**TASK PROMPT:** Omit any picture, and return the remaining data exactly as written.
======== SOURCE DATA
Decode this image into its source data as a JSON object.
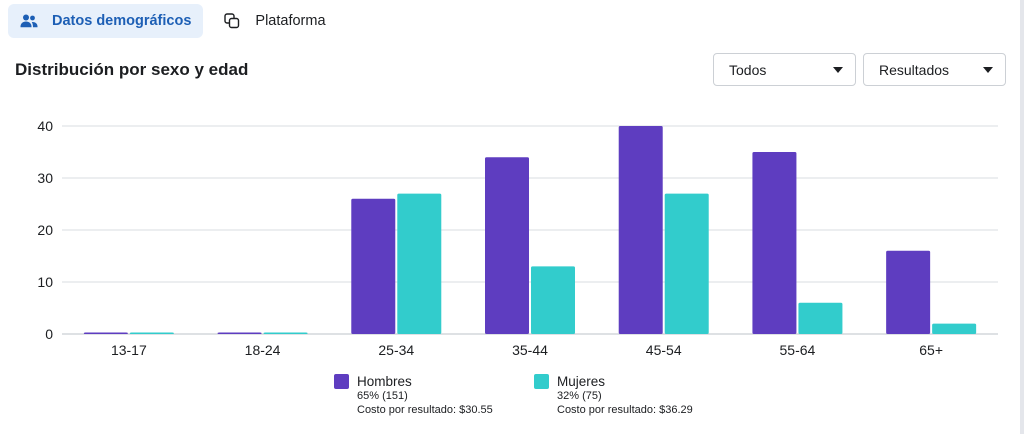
{
  "tabs": [
    {
      "label": "Datos demográficos",
      "icon": "people-icon",
      "active": true
    },
    {
      "label": "Plataforma",
      "icon": "copy-icon",
      "active": false
    }
  ],
  "title": "Distribución por sexo y edad",
  "dropdowns": {
    "filter": "Todos",
    "metric": "Resultados"
  },
  "colors": {
    "hombres": "#5e3dc0",
    "mujeres": "#32cccc",
    "grid": "#dadde1",
    "accent": "#1d5fb5"
  },
  "legend": [
    {
      "name": "Hombres",
      "share": "65% (151)",
      "cost": "Costo por resultado: $30.55"
    },
    {
      "name": "Mujeres",
      "share": "32% (75)",
      "cost": "Costo por resultado: $36.29"
    }
  ],
  "chart_data": {
    "type": "bar",
    "categories": [
      "13-17",
      "18-24",
      "25-34",
      "35-44",
      "45-54",
      "55-64",
      "65+"
    ],
    "series": [
      {
        "name": "Hombres",
        "values": [
          0,
          0,
          26,
          34,
          40,
          35,
          16
        ]
      },
      {
        "name": "Mujeres",
        "values": [
          0,
          0,
          27,
          13,
          27,
          6,
          2
        ]
      }
    ],
    "yticks": [
      0,
      10,
      20,
      30,
      40
    ],
    "ylim": [
      0,
      40
    ],
    "title": "Distribución por sexo y edad",
    "xlabel": "",
    "ylabel": "",
    "grid": true
  }
}
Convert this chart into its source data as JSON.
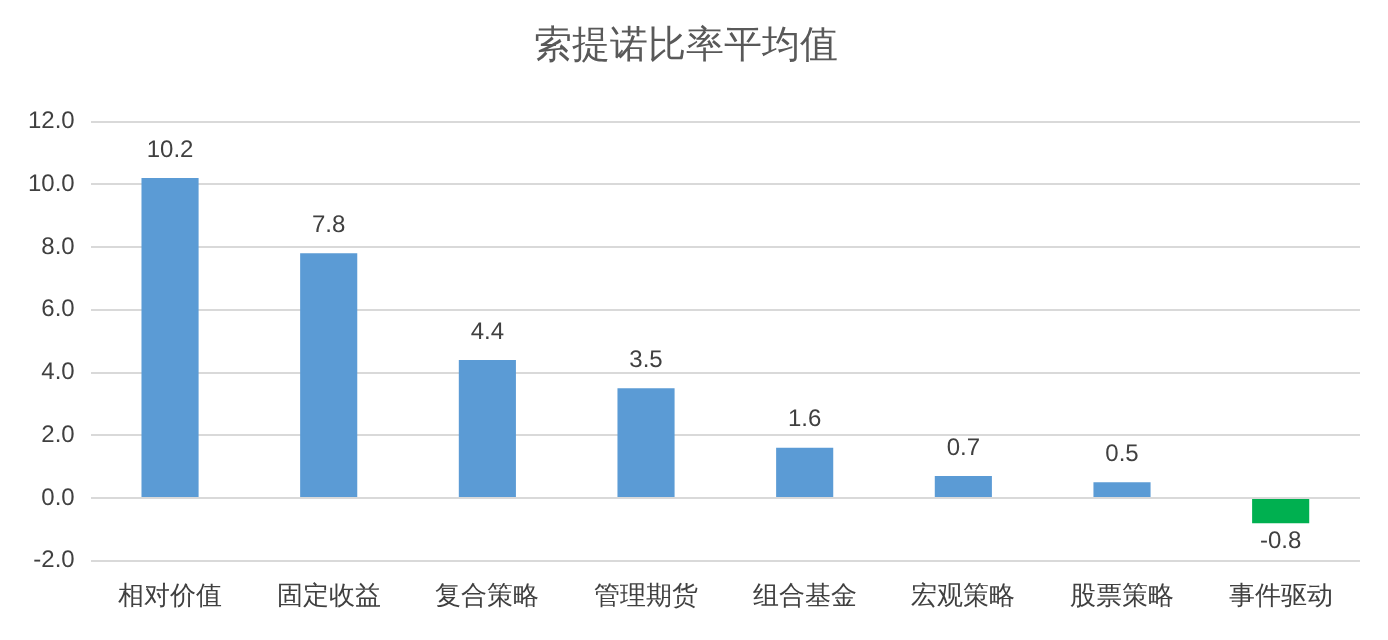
================
**RESPONSE TO THIS EXERCISE:**
Decode this image into its source data as a JSON object.
{
  "tabs": [
    {
      "label": "Datos demográficos",
      "icon": "people-icon",
      "active": true
    },
    {
      "label": "Plataforma",
      "icon": "copy-icon",
      "active": false
    }
  ],
  "title": "Distribución por sexo y edad",
  "dropdowns": {
    "filter": "Todos",
    "metric": "Resultados"
  },
  "colors": {
    "hombres": "#5e3dc0",
    "mujeres": "#32cccc",
    "grid": "#dadde1",
    "accent": "#1d5fb5"
  },
  "legend": [
    {
      "name": "Hombres",
      "share": "65% (151)",
      "cost": "Costo por resultado: $30.55"
    },
    {
      "name": "Mujeres",
      "share": "32% (75)",
      "cost": "Costo por resultado: $36.29"
    }
  ],
  "chart_data": {
    "type": "bar",
    "categories": [
      "13-17",
      "18-24",
      "25-34",
      "35-44",
      "45-54",
      "55-64",
      "65+"
    ],
    "series": [
      {
        "name": "Hombres",
        "values": [
          0,
          0,
          26,
          34,
          40,
          35,
          16
        ]
      },
      {
        "name": "Mujeres",
        "values": [
          0,
          0,
          27,
          13,
          27,
          6,
          2
        ]
      }
    ],
    "yticks": [
      0,
      10,
      20,
      30,
      40
    ],
    "ylim": [
      0,
      40
    ],
    "title": "Distribución por sexo y edad",
    "xlabel": "",
    "ylabel": "",
    "grid": true
  }
}
Convert this chart into its source data as JSON.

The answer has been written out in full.